* BEGIN *

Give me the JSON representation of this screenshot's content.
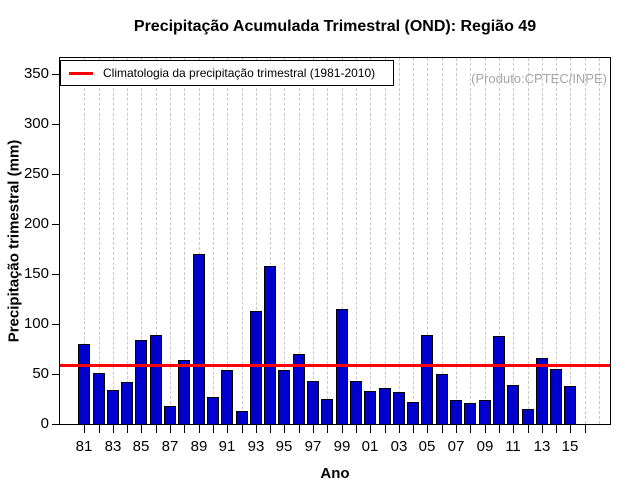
{
  "chart_data": {
    "type": "bar",
    "title": "Precipitação Acumulada Trimestral (OND): Região 49",
    "xlabel": "Ano",
    "ylabel": "Precipitação trimestral (mm)",
    "legend_label": "Climatologia da precipitação trimestral (1981-2010)",
    "legend_position": "top-left",
    "credit": "(Produto:CPTEC/INPE)",
    "years": [
      1981,
      1982,
      1983,
      1984,
      1985,
      1986,
      1987,
      1988,
      1989,
      1990,
      1991,
      1992,
      1993,
      1994,
      1995,
      1996,
      1997,
      1998,
      1999,
      2000,
      2001,
      2002,
      2003,
      2004,
      2005,
      2006,
      2007,
      2008,
      2009,
      2010,
      2011,
      2012,
      2013,
      2014,
      2015
    ],
    "values": [
      80,
      51,
      34,
      42,
      84,
      89,
      18,
      64,
      170,
      27,
      54,
      13,
      113,
      158,
      54,
      70,
      43,
      25,
      115,
      43,
      33,
      36,
      32,
      22,
      89,
      50,
      24,
      21,
      24,
      88,
      39,
      15,
      66,
      55,
      38
    ],
    "x_tick_labels": [
      "81",
      "83",
      "85",
      "87",
      "89",
      "91",
      "93",
      "95",
      "97",
      "99",
      "01",
      "03",
      "05",
      "07",
      "09",
      "11",
      "13",
      "15"
    ],
    "yticks": [
      0,
      50,
      100,
      150,
      200,
      250,
      300,
      350
    ],
    "ylim": [
      0,
      366
    ],
    "climatology_value": 59,
    "grid": "vertical-dashed",
    "colors": {
      "bar": "#0000CD",
      "bar_border": "#000000",
      "climatology_line": "#FF0000",
      "grid_line": "#C9C9C9",
      "credit_text": "#A6A6A6"
    }
  }
}
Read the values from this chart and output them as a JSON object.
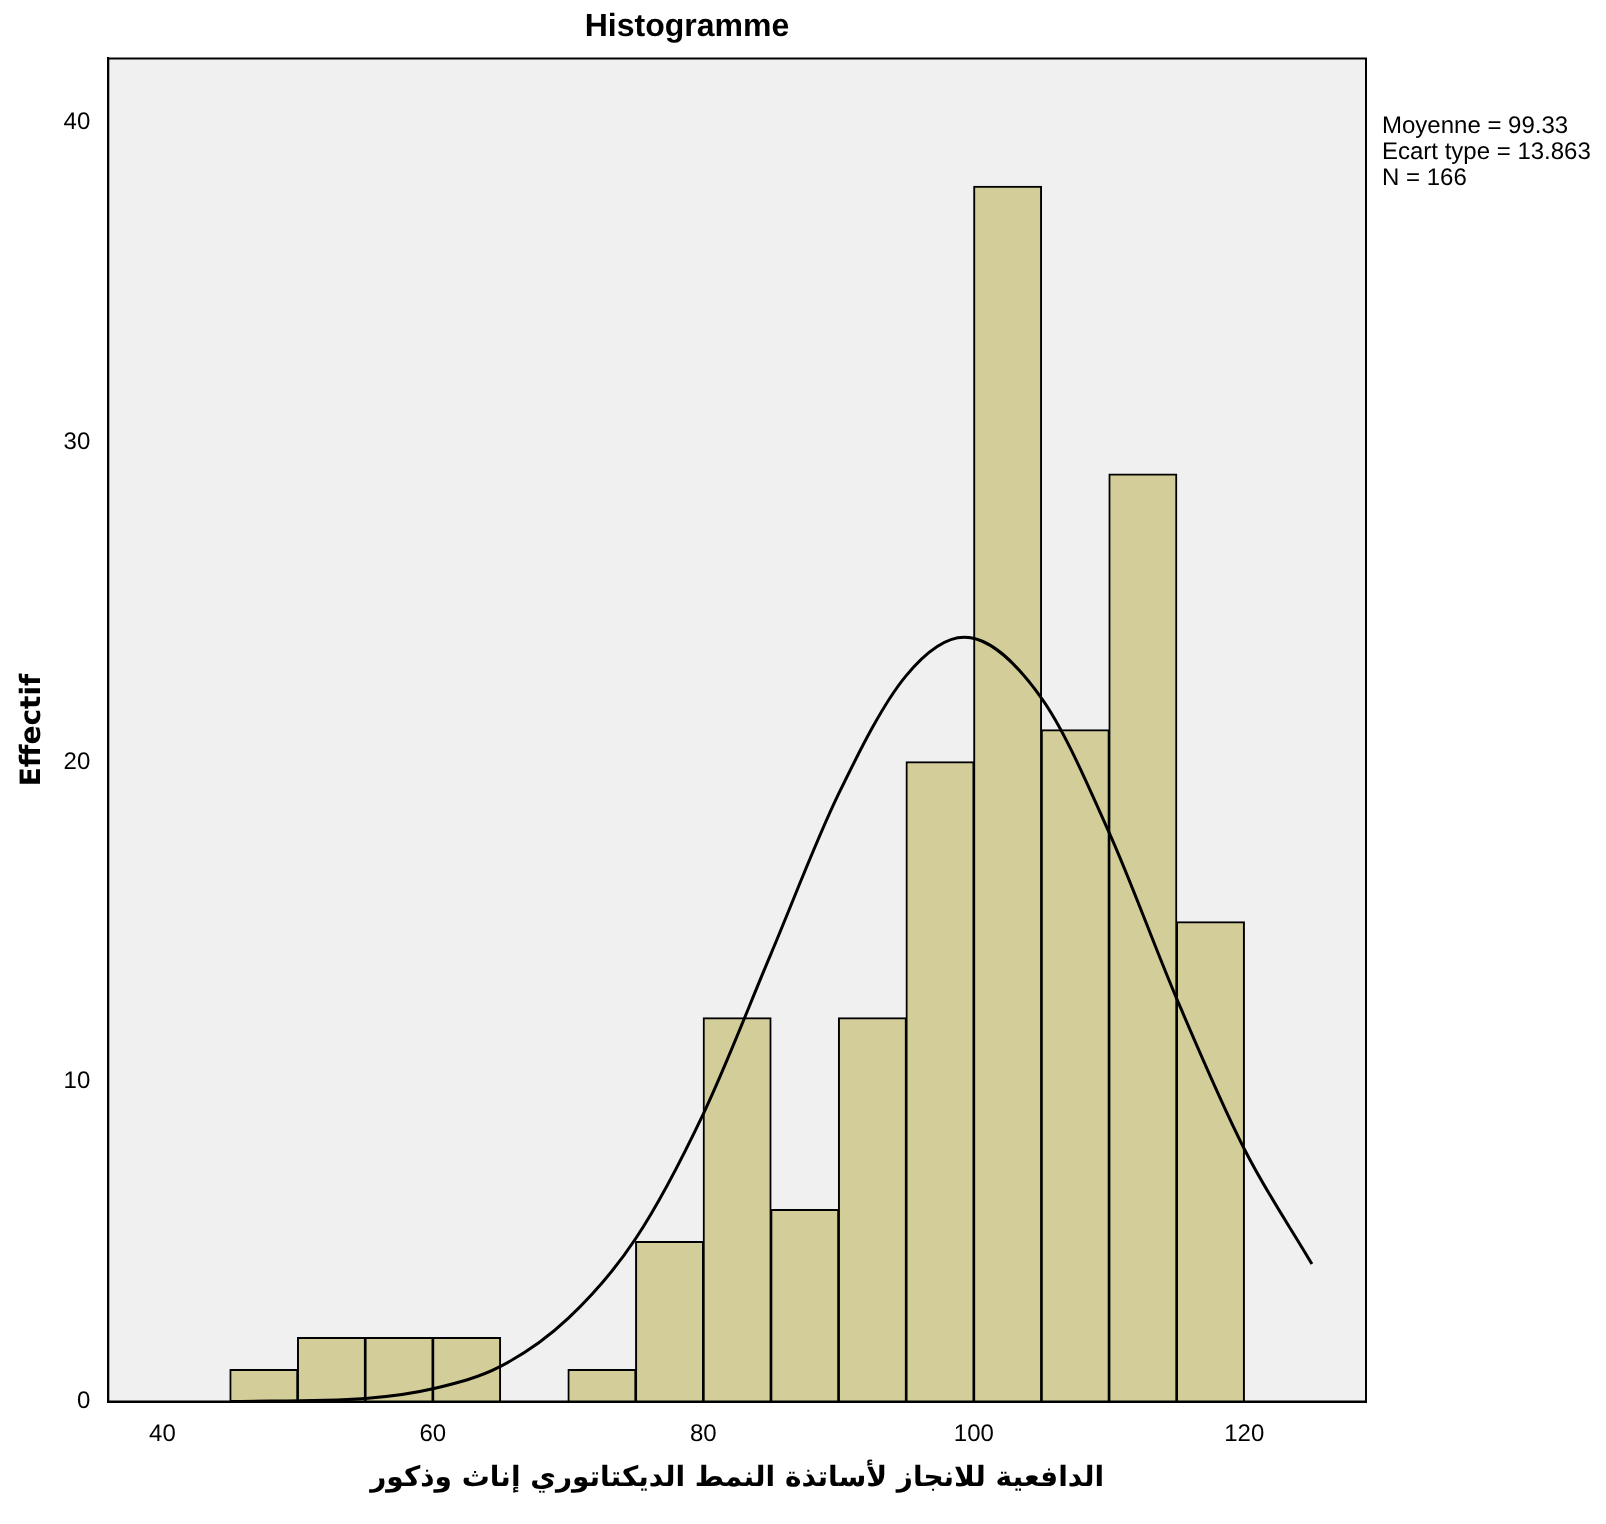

* END *

Task statement = Strip out the pictures and quote the remaining data word for word.

Solution =
Give me the JSON representation of this screenshot's content.
{
  "chart_data": {
    "type": "bar",
    "title": "Precipitação Acumulada Trimestral (OND): Região 49",
    "xlabel": "Ano",
    "ylabel": "Precipitação trimestral (mm)",
    "legend_label": "Climatologia da precipitação trimestral (1981-2010)",
    "legend_position": "top-left",
    "credit": "(Produto:CPTEC/INPE)",
    "years": [
      1981,
      1982,
      1983,
      1984,
      1985,
      1986,
      1987,
      1988,
      1989,
      1990,
      1991,
      1992,
      1993,
      1994,
      1995,
      1996,
      1997,
      1998,
      1999,
      2000,
      2001,
      2002,
      2003,
      2004,
      2005,
      2006,
      2007,
      2008,
      2009,
      2010,
      2011,
      2012,
      2013,
      2014,
      2015
    ],
    "values": [
      80,
      51,
      34,
      42,
      84,
      89,
      18,
      64,
      170,
      27,
      54,
      13,
      113,
      158,
      54,
      70,
      43,
      25,
      115,
      43,
      33,
      36,
      32,
      22,
      89,
      50,
      24,
      21,
      24,
      88,
      39,
      15,
      66,
      55,
      38
    ],
    "x_tick_labels": [
      "81",
      "83",
      "85",
      "87",
      "89",
      "91",
      "93",
      "95",
      "97",
      "99",
      "01",
      "03",
      "05",
      "07",
      "09",
      "11",
      "13",
      "15"
    ],
    "yticks": [
      0,
      50,
      100,
      150,
      200,
      250,
      300,
      350
    ],
    "ylim": [
      0,
      366
    ],
    "climatology_value": 59,
    "grid": "vertical-dashed",
    "colors": {
      "bar": "#0000CD",
      "bar_border": "#000000",
      "climatology_line": "#FF0000",
      "grid_line": "#C9C9C9",
      "credit_text": "#A6A6A6"
    }
  }
}
Read the values from this chart and output them as a JSON object.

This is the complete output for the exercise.